INPUT MATERIAL:
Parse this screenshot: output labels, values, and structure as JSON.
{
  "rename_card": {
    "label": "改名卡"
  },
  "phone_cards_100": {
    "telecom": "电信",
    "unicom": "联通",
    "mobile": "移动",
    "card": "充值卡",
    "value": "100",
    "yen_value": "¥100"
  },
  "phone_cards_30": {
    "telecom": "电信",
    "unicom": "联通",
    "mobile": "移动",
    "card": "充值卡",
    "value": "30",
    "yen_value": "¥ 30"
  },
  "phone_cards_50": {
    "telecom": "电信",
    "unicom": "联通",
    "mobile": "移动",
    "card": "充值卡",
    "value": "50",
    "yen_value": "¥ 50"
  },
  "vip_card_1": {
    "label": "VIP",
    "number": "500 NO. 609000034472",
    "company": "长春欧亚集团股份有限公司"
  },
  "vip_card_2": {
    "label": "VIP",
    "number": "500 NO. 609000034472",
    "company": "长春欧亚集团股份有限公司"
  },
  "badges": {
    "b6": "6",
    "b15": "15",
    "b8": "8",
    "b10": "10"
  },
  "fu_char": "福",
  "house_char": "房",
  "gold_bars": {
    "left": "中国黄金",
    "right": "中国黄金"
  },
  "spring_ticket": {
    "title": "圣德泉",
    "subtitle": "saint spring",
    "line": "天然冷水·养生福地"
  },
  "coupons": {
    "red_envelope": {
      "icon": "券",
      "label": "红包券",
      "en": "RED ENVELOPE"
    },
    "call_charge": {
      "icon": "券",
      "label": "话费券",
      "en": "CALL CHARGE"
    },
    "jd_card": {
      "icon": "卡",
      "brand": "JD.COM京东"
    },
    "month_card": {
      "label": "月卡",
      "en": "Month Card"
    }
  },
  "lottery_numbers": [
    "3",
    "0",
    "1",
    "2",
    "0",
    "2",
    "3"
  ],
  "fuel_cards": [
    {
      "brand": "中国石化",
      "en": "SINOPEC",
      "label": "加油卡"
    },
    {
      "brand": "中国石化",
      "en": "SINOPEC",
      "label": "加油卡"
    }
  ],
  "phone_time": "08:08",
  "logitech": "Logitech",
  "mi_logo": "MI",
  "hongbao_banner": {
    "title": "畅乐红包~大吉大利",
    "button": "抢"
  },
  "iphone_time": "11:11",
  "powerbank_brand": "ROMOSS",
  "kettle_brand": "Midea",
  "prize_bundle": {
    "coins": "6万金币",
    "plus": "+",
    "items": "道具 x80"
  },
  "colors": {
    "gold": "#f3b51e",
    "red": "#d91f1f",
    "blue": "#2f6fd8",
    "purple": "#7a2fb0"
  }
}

REQUEST: Repeat all of the records above exactly as they appear.

ANSWER TO THE EXERCISE:
Parse this screenshot: output labels, values, and structure as JSON.
{
  "rename_card": {
    "label": "改名卡"
  },
  "phone_cards_100": {
    "telecom": "电信",
    "unicom": "联通",
    "mobile": "移动",
    "card": "充值卡",
    "value": "100",
    "yen_value": "¥100"
  },
  "phone_cards_30": {
    "telecom": "电信",
    "unicom": "联通",
    "mobile": "移动",
    "card": "充值卡",
    "value": "30",
    "yen_value": "¥ 30"
  },
  "phone_cards_50": {
    "telecom": "电信",
    "unicom": "联通",
    "mobile": "移动",
    "card": "充值卡",
    "value": "50",
    "yen_value": "¥ 50"
  },
  "vip_card_1": {
    "label": "VIP",
    "number": "500 NO. 609000034472",
    "company": "长春欧亚集团股份有限公司"
  },
  "vip_card_2": {
    "label": "VIP",
    "number": "500 NO. 609000034472",
    "company": "长春欧亚集团股份有限公司"
  },
  "badges": {
    "b6": "6",
    "b15": "15",
    "b8": "8",
    "b10": "10"
  },
  "fu_char": "福",
  "house_char": "房",
  "gold_bars": {
    "left": "中国黄金",
    "right": "中国黄金"
  },
  "spring_ticket": {
    "title": "圣德泉",
    "subtitle": "saint spring",
    "line": "天然冷水·养生福地"
  },
  "coupons": {
    "red_envelope": {
      "icon": "券",
      "label": "红包券",
      "en": "RED ENVELOPE"
    },
    "call_charge": {
      "icon": "券",
      "label": "话费券",
      "en": "CALL CHARGE"
    },
    "jd_card": {
      "icon": "卡",
      "brand": "JD.COM京东"
    },
    "month_card": {
      "label": "月卡",
      "en": "Month Card"
    }
  },
  "lottery_numbers": [
    "3",
    "0",
    "1",
    "2",
    "0",
    "2",
    "3"
  ],
  "fuel_cards": [
    {
      "brand": "中国石化",
      "en": "SINOPEC",
      "label": "加油卡"
    },
    {
      "brand": "中国石化",
      "en": "SINOPEC",
      "label": "加油卡"
    }
  ],
  "phone_time": "08:08",
  "logitech": "Logitech",
  "mi_logo": "MI",
  "hongbao_banner": {
    "title": "畅乐红包~大吉大利",
    "button": "抢"
  },
  "iphone_time": "11:11",
  "powerbank_brand": "ROMOSS",
  "kettle_brand": "Midea",
  "prize_bundle": {
    "coins": "6万金币",
    "plus": "+",
    "items": "道具 x80"
  },
  "colors": {
    "gold": "#f3b51e",
    "red": "#d91f1f",
    "blue": "#2f6fd8",
    "purple": "#7a2fb0"
  }
}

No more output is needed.